===== Task material =====
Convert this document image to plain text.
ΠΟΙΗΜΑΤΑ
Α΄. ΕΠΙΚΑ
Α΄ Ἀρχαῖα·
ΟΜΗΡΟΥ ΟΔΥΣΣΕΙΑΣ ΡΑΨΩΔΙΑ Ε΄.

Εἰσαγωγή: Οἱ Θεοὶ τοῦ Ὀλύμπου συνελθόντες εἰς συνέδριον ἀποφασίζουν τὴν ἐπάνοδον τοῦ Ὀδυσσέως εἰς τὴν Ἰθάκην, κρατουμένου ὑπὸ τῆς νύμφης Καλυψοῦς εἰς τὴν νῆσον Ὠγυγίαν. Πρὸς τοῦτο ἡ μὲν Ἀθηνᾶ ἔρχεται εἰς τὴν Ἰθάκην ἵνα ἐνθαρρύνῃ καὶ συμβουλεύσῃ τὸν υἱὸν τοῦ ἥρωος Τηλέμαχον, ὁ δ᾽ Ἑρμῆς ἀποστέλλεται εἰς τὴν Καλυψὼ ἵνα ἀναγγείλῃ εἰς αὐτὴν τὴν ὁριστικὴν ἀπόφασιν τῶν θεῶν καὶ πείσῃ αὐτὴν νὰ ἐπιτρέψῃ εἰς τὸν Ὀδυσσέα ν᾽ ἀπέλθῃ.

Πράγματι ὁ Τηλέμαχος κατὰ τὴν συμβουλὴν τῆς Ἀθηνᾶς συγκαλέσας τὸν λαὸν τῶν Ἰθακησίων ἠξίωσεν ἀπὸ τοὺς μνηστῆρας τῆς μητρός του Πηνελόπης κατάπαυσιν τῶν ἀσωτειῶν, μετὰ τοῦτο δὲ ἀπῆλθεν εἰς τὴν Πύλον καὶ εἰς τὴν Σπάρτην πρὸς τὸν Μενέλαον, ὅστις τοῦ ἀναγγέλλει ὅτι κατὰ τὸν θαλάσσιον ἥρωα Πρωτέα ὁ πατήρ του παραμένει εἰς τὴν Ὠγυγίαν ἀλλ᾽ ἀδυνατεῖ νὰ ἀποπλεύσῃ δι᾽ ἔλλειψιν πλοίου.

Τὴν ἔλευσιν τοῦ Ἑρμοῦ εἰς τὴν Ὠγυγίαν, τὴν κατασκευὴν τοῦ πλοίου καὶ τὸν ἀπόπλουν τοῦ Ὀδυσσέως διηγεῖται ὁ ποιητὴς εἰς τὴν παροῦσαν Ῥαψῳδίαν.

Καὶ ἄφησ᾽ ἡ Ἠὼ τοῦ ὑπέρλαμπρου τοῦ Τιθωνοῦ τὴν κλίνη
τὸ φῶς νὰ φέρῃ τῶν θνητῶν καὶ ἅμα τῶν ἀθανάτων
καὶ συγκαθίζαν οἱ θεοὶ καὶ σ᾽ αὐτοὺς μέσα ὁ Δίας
=====
## What is required
Copy out the material word for word and line for line.

## Result for this task
Convert this document image to plain text.
ΠΟΙΗΜΑΤΑ
Α΄. ΕΠΙΚΑ
Α΄ Ἀρχαῖα·
ΟΜΗΡΟΥ ΟΔΥΣΣΕΙΑΣ ΡΑΨΩΔΙΑ Ε΄.

Εἰσαγωγή: Οἱ Θεοὶ τοῦ Ὀλύμπου συνελθόντες εἰς συνέδριον ἀποφασίζουν τὴν ἐπάνοδον τοῦ Ὀδυσσέως εἰς τὴν Ἰθάκην, κρατουμένου ὑπὸ τῆς νύμφης Καλυψοῦς εἰς τὴν νῆσον Ὠγυγίαν. Πρὸς τοῦτο ἡ μὲν Ἀθηνᾶ ἔρχεται εἰς τὴν Ἰθάκην ἵνα ἐνθαρρύνῃ καὶ συμβουλεύσῃ τὸν υἱὸν τοῦ ἥρωος Τηλέμαχον, ὁ δ᾽ Ἑρμῆς ἀποστέλλεται εἰς τὴν Καλυψὼ ἵνα ἀναγγείλῃ εἰς αὐτὴν τὴν ὁριστικὴν ἀπόφασιν τῶν θεῶν καὶ πείσῃ αὐτὴν νὰ ἐπιτρέψῃ εἰς τὸν Ὀδυσσέα ν᾽ ἀπέλθῃ.

Πράγματι ὁ Τηλέμαχος κατὰ τὴν συμβουλὴν τῆς Ἀθηνᾶς συγκαλέσας τὸν λαὸν τῶν Ἰθακησίων ἠξίωσεν ἀπὸ τοὺς μνηστῆρας τῆς μητρός του Πηνελόπης κατάπαυσιν τῶν ἀσωτειῶν, μετὰ τοῦτο δὲ ἀπῆλθεν εἰς τὴν Πύλον καὶ εἰς τὴν Σπάρτην πρὸς τὸν Μενέλαον, ὅστις τοῦ ἀναγγέλλει ὅτι κατὰ τὸν θαλάσσιον ἥρωα Πρωτέα ὁ πατήρ του παραμένει εἰς τὴν Ὠγυγίαν ἀλλ᾽ ἀδυνατεῖ νὰ ἀποπλεύσῃ δι᾽ ἔλλειψιν πλοίου.

Τὴν ἔλευσιν τοῦ Ἑρμοῦ εἰς τὴν Ὠγυγίαν, τὴν κατασκευὴν τοῦ πλοίου καὶ τὸν ἀπόπλουν τοῦ Ὀδυσσέως διηγεῖται ὁ ποιητὴς εἰς τὴν παροῦσαν Ῥαψῳδίαν.

Καὶ ἄφησ᾽ ἡ Ἠὼ τοῦ ὑπέρλαμπρου τοῦ Τιθωνοῦ τὴν κλίνη
τὸ φῶς νὰ φέρῃ τῶν θνητῶν καὶ ἅμα τῶν ἀθανάτων
καὶ συγκαθίζαν οἱ θεοὶ καὶ σ᾽ αὐτοὺς μέσα ὁ Δίας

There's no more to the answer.